| TEXT SECTION |
James Manning travels to the south of Sweden to witness the beginnings of something new in experimental electronic music.

The best way to get to Malmö if you’re not travelling from the Scandinavia situated above is via Copenhagen. From the Danish capital’s airport, a cheap train journey will land you in Malmö central within 20 minutes. I arrived on the Thursday evening to see Rrose open Intonal with a free performance of James Tenney’s “Having Never Written A Note For Percussion” in St Johannes church. This is a piece now synonymous with Rrose and sees her perform on a giant Zildjian cymbal with her back facing the audience. Beginning with absolute silence aside from the intermittent throat-clearings that seem to flare up in quiet, stone-walled church spaces, Rrose would over time generatively increase the intensity and rate she would hit the cymbal with two soft mallets. This would build to create a lashing thrum of metallic noise while warmer over-and-undertones would sing in free harmonic modulation before Rrose’s playing would gradually ease the cymbal’s vibration back to silence once more.

| DATA ROWS |
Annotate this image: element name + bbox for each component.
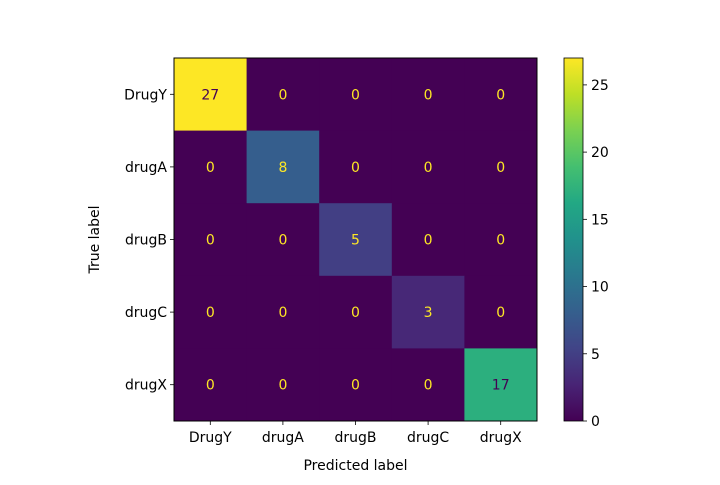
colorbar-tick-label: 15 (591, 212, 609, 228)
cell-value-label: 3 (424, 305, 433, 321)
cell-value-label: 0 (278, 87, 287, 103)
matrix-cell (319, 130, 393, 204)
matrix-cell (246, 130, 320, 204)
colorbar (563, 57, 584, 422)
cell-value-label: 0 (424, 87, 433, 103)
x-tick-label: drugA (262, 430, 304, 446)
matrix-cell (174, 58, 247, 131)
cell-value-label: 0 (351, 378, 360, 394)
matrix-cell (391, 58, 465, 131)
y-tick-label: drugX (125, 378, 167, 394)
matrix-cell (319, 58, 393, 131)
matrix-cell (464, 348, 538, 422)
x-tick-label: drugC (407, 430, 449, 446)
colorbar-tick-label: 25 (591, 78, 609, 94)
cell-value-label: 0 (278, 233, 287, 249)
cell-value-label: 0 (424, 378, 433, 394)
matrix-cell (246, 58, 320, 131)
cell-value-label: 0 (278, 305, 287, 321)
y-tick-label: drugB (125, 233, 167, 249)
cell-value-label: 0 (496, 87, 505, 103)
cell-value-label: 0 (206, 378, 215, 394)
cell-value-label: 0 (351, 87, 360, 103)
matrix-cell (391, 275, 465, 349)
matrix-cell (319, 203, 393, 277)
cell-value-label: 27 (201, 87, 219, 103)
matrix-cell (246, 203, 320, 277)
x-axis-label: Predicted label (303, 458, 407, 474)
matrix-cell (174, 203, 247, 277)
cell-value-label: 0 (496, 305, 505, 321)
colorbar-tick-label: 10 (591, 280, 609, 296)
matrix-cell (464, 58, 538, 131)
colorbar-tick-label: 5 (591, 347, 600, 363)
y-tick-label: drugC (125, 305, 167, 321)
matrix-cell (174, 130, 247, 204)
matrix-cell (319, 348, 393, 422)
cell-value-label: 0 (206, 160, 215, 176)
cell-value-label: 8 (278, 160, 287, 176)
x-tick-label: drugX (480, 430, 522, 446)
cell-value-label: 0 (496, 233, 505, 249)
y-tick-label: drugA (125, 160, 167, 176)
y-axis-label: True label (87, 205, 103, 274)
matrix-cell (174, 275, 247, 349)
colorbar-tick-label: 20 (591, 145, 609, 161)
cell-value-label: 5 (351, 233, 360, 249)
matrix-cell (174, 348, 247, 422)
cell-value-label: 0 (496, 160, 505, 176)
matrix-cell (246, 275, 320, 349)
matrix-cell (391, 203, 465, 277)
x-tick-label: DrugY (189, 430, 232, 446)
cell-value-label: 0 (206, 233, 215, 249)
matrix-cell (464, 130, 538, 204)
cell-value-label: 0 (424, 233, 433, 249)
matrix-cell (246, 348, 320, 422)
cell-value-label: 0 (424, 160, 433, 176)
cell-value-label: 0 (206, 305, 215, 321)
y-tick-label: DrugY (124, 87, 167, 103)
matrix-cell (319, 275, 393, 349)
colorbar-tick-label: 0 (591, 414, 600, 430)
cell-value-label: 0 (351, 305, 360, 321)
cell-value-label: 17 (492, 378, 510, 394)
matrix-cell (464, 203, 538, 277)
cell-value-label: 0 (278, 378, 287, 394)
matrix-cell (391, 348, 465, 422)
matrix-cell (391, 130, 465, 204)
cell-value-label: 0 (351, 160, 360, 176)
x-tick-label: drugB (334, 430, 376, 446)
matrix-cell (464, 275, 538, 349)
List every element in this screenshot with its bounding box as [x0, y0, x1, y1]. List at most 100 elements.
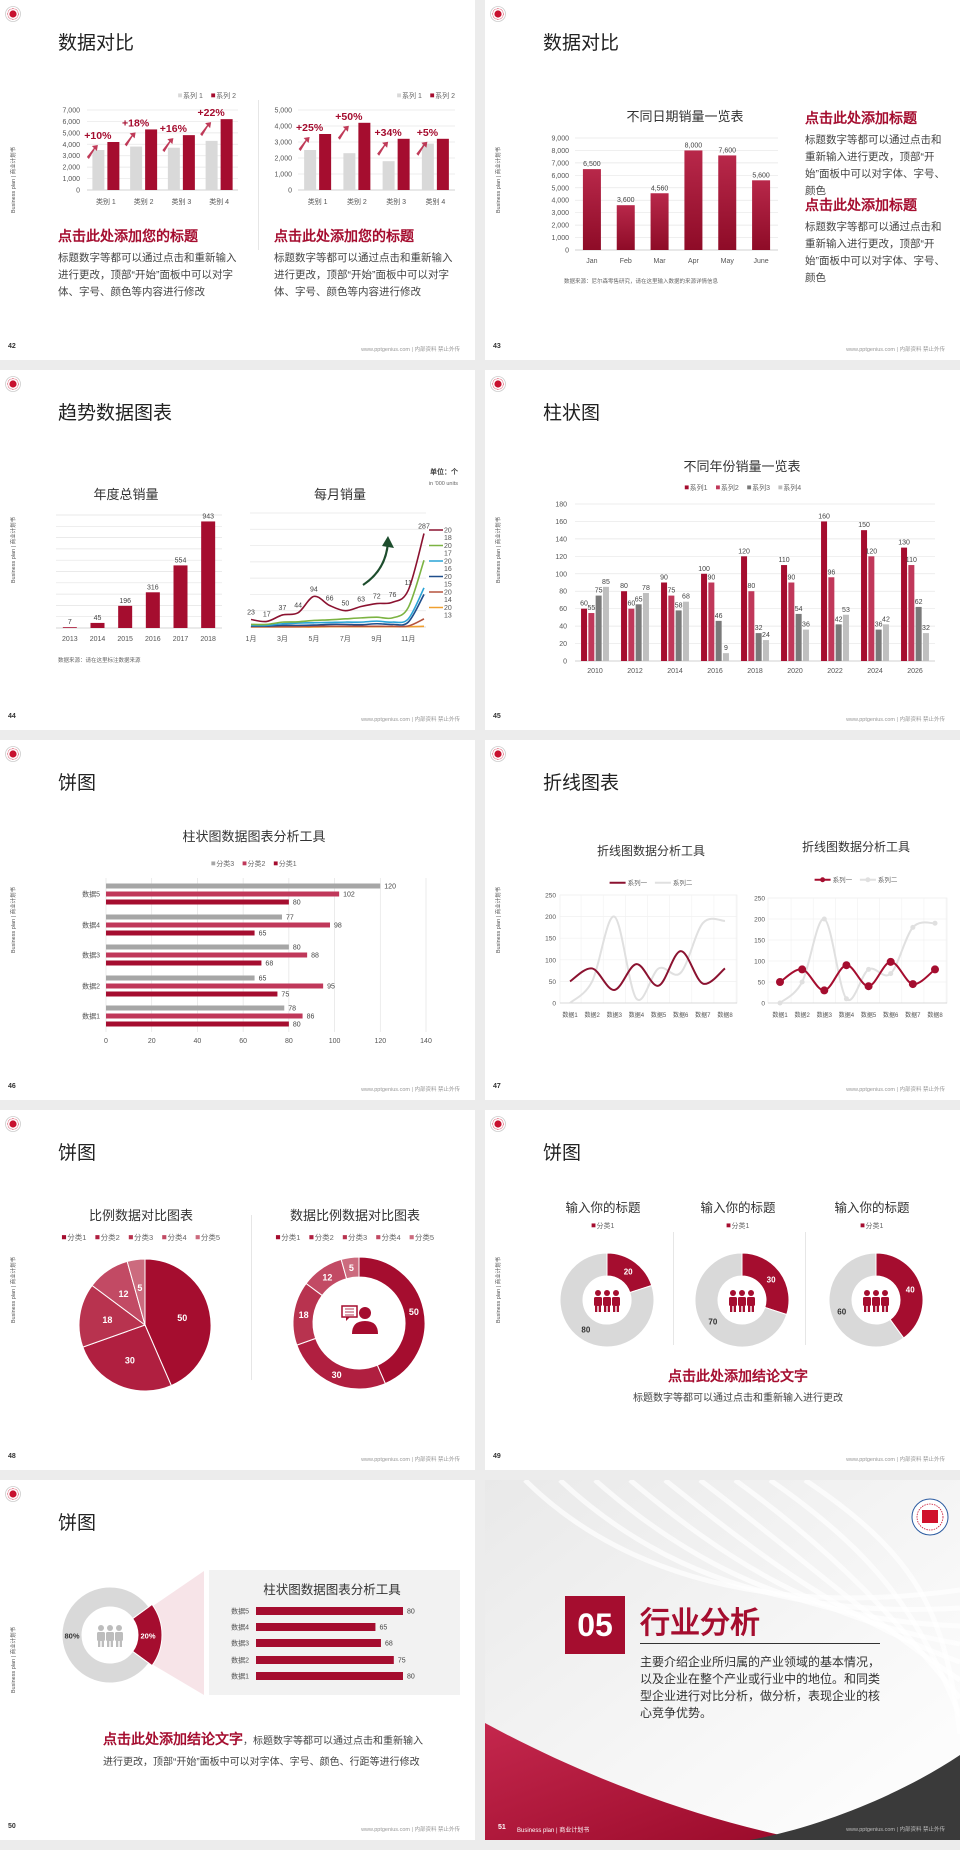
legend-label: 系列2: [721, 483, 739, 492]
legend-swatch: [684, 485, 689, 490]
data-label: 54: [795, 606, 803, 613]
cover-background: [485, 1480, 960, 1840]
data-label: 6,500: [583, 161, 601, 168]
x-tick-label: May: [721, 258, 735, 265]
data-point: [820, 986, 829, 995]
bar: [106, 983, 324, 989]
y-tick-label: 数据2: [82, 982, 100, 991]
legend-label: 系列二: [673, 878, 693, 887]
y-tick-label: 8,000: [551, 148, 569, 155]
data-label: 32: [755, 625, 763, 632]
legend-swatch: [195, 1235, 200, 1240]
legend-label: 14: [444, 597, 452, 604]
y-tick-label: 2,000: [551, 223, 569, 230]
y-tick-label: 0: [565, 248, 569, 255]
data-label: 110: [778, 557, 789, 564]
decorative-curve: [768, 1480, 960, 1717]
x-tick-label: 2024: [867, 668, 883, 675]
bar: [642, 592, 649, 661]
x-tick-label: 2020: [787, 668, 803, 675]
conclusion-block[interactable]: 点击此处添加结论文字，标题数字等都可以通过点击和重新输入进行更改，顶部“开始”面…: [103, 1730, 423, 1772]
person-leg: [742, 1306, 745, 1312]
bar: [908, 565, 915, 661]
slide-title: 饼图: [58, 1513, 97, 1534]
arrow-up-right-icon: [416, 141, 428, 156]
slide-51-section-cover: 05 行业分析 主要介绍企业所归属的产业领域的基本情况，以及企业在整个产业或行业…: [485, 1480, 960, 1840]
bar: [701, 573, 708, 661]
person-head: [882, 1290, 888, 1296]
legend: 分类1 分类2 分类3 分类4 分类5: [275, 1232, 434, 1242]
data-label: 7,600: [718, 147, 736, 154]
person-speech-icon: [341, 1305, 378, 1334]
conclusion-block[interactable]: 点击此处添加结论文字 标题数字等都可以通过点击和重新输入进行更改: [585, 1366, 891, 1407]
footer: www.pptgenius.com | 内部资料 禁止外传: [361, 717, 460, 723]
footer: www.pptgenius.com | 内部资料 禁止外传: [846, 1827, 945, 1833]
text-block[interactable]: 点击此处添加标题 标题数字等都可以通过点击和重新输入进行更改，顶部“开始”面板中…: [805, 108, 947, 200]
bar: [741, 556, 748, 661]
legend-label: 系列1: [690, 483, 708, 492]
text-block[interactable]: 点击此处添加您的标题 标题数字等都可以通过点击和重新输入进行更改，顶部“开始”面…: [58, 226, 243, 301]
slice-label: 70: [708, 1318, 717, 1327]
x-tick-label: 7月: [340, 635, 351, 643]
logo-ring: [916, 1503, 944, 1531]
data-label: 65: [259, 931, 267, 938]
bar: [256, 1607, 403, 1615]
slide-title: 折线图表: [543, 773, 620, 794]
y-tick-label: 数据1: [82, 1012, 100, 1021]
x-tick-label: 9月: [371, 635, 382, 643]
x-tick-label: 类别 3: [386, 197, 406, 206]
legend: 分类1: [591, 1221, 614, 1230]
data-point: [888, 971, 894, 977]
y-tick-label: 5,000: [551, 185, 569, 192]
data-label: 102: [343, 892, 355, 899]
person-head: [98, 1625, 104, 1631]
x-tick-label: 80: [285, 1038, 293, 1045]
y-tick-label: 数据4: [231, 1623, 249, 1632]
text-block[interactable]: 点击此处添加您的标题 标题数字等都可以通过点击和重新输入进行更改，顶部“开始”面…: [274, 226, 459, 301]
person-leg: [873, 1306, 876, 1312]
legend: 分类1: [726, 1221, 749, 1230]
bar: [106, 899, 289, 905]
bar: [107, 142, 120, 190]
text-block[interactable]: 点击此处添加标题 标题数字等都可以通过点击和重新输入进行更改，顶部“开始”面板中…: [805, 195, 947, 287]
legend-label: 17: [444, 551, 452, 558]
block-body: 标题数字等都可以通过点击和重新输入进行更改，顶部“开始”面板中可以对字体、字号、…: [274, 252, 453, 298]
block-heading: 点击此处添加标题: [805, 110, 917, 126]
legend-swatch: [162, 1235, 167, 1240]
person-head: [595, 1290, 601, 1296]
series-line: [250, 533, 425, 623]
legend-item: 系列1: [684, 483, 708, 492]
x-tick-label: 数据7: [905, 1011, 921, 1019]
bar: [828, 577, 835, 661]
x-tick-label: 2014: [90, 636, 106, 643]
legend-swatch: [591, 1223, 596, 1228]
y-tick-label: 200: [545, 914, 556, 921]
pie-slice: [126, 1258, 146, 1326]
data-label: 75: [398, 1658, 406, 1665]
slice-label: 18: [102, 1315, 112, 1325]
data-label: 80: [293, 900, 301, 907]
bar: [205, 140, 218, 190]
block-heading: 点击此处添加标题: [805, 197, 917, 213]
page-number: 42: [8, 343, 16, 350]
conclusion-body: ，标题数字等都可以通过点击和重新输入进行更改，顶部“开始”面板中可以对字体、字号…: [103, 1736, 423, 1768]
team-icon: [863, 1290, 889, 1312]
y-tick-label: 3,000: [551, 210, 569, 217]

| GIVEN INSTRUCTION 1 |
In the records, rename "data-label" to "value-label" throughout the part that opens with the line containing "legend-label: 系列2: [721, 483, 739, 492]" and closes with the line containing "slide-51-section-cover: 05 行业分析", and give back only those lines with nothing else altered.
| GIVEN INSTRUCTION 2 |
Carry on the account of the Intonal festival in Malmö, picking up after its final sentence.
The text and the records were drawn from separate, unrelated sources.

| EXPECTED OUTPUT 1 |
legend-label: 系列2: [721, 483, 739, 492]
legend-swatch: [684, 485, 689, 490]
value-label: 54: [795, 606, 803, 613]
cover-background: [485, 1480, 960, 1840]
value-label: 6,500: [583, 161, 601, 168]
x-tick-label: May: [721, 258, 735, 265]
data-point: [820, 986, 829, 995]
bar: [106, 983, 324, 989]
y-tick-label: 数据2: [82, 982, 100, 991]
legend-label: 系列二: [673, 878, 693, 887]
y-tick-label: 8,000: [551, 148, 569, 155]
value-label: 32: [755, 625, 763, 632]
legend-swatch: [195, 1235, 200, 1240]
legend-label: 14: [444, 597, 452, 604]
y-tick-label: 2,000: [551, 223, 569, 230]
y-tick-label: 0: [565, 248, 569, 255]
value-label: 110: [778, 557, 789, 564]
decorative-curve: [768, 1480, 960, 1717]
x-tick-label: 2024: [867, 668, 883, 675]
bar: [642, 592, 649, 661]
x-tick-label: 2020: [787, 668, 803, 675]
conclusion-block[interactable]: 点击此处添加结论文字，标题数字等都可以通过点击和重新输入进行更改，顶部“开始”面…: [103, 1730, 423, 1772]
person-leg: [742, 1306, 745, 1312]
bar: [908, 565, 915, 661]
slide-title: 饼图: [58, 1513, 97, 1534]
arrow-up-right-icon: [416, 141, 428, 156]
slide-51-section-cover: 05 行业分析 主要介绍企业所归属的产业领域的基本情况，以及企业在整个产业或行业…: [485, 1480, 960, 1840]

| EXPECTED OUTPUT 2 |
It was a fitting way to ease attendee’s ear drums into Intonal, a festival focused on the abstract, physical and immersive aspects of sound, noise; or do we just call it music. Kontra Musik’s Ulf Eriksson  and Malmö’s international art centre Inkonst are the brains behind Intonal, with the festival made possible for a second year through collaboration with kindred event spirits Unsound and CTM, as well as Stockholm’s Elektronmusikstudion. You could call Intonal Malmö’s very own Unsound. In the same way Unsound invites you to explore the gothic and neo-Soviet landscape of Polish second city Krakow, Intonal is an excuse to see more of Sweden. Food-wise, Malmö’s Turkish community are famous for their falafel while the city itself is small, clean, by the seaside and full of skaters who can actually land a kick-flip.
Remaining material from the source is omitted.